— Stated problem —
List each line in which the string "Fenway" appears.

— A block of data —
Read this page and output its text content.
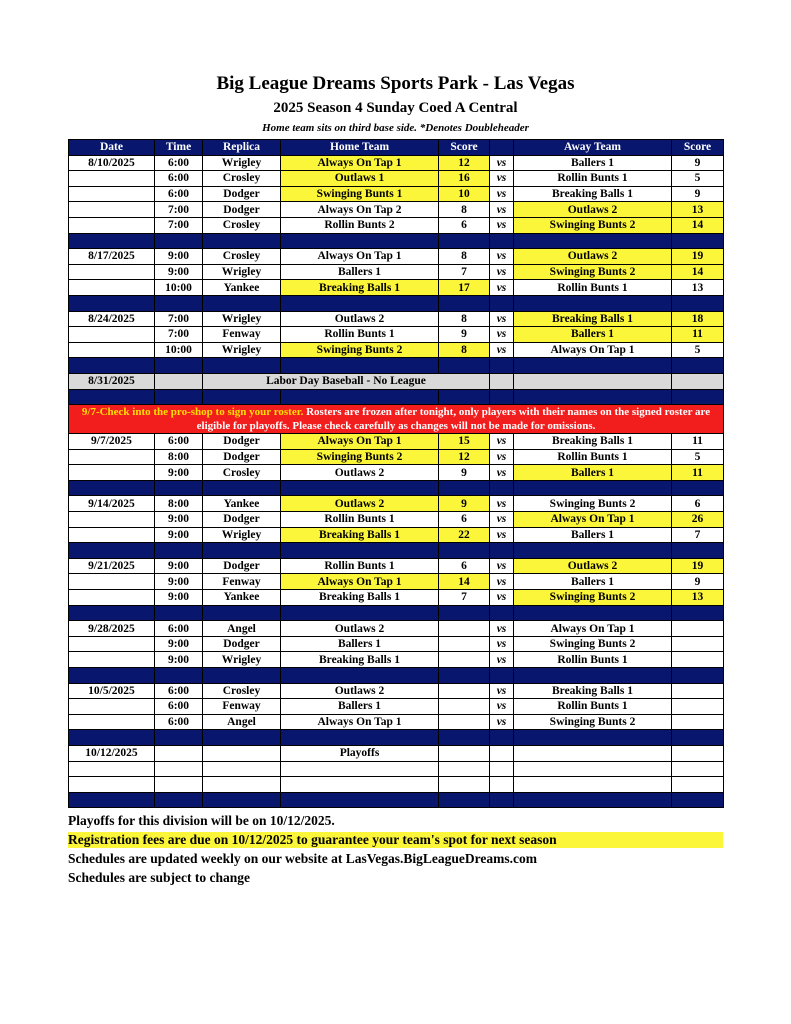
Big League Dreams Sports Park - Las Vegas
2025 Season 4 Sunday Coed A Central
Home team sits on third base side. *Denotes Doubleheader
Date	Time	Replica	Home Team	Score		Away Team	Score
8/10/2025	6:00	Wrigley	Always On Tap 1	12	vs	Ballers 1	9
	6:00	Crosley	Outlaws 1	16	vs	Rollin Bunts 1	5
	6:00	Dodger	Swinging Bunts 1	10	vs	Breaking Balls 1	9
	7:00	Dodger	Always On Tap 2	8	vs	Outlaws 2	13
	7:00	Crosley	Rollin Bunts 2	6	vs	Swinging Bunts 2	14

8/17/2025	9:00	Crosley	Always On Tap 1	8	vs	Outlaws 2	19
	9:00	Wrigley	Ballers 1	7	vs	Swinging Bunts 2	14
	10:00	Yankee	Breaking Balls 1	17	vs	Rollin Bunts 1	13

8/24/2025	7:00	Wrigley	Outlaws 2	8	vs	Breaking Balls 1	18
	7:00	Fenway	Rollin Bunts 1	9	vs	Ballers 1	11
	10:00	Wrigley	Swinging Bunts 2	8	vs	Always On Tap 1	5

8/31/2025		Labor Day Baseball - No League					

9/7-Check into the pro-shop to sign your roster. Rosters are frozen after tonight, only players with their names on the signed roster are eligible for playoffs. Please check carefully as changes will not be made for omissions.							
9/7/2025	6:00	Dodger	Always On Tap 1	15	vs	Breaking Balls 1	11
	8:00	Dodger	Swinging Bunts 2	12	vs	Rollin Bunts 1	5
	9:00	Crosley	Outlaws 2	9	vs	Ballers 1	11

9/14/2025	8:00	Yankee	Outlaws 2	9	vs	Swinging Bunts 2	6
	9:00	Dodger	Rollin Bunts 1	6	vs	Always On Tap 1	26
	9:00	Wrigley	Breaking Balls 1	22	vs	Ballers 1	7

9/21/2025	9:00	Dodger	Rollin Bunts 1	6	vs	Outlaws 2	19
	9:00	Fenway	Always On Tap 1	14	vs	Ballers 1	9
	9:00	Yankee	Breaking Balls 1	7	vs	Swinging Bunts 2	13

9/28/2025	6:00	Angel	Outlaws 2		vs	Always On Tap 1	
	9:00	Dodger	Ballers 1		vs	Swinging Bunts 2	
	9:00	Wrigley	Breaking Balls 1		vs	Rollin Bunts 1	

10/5/2025	6:00	Crosley	Outlaws 2		vs	Breaking Balls 1	
	6:00	Fenway	Ballers 1		vs	Rollin Bunts 1	
	6:00	Angel	Always On Tap 1		vs	Swinging Bunts 2	

10/12/2025			Playoffs				

Playoffs for this division will be on 10/12/2025.
Registration fees are due on 10/12/2025 to guarantee your team's spot for next season
Schedules are updated weekly on our website at LasVegas.BigLeagueDreams.com
Schedules are subject to change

— Result of the task —
	7:00	Fenway	Rollin Bunts 1	9	vs	Ballers 1	11
	9:00	Fenway	Always On Tap 1	14	vs	Ballers 1	9
	6:00	Fenway	Ballers 1		vs	Rollin Bunts 1	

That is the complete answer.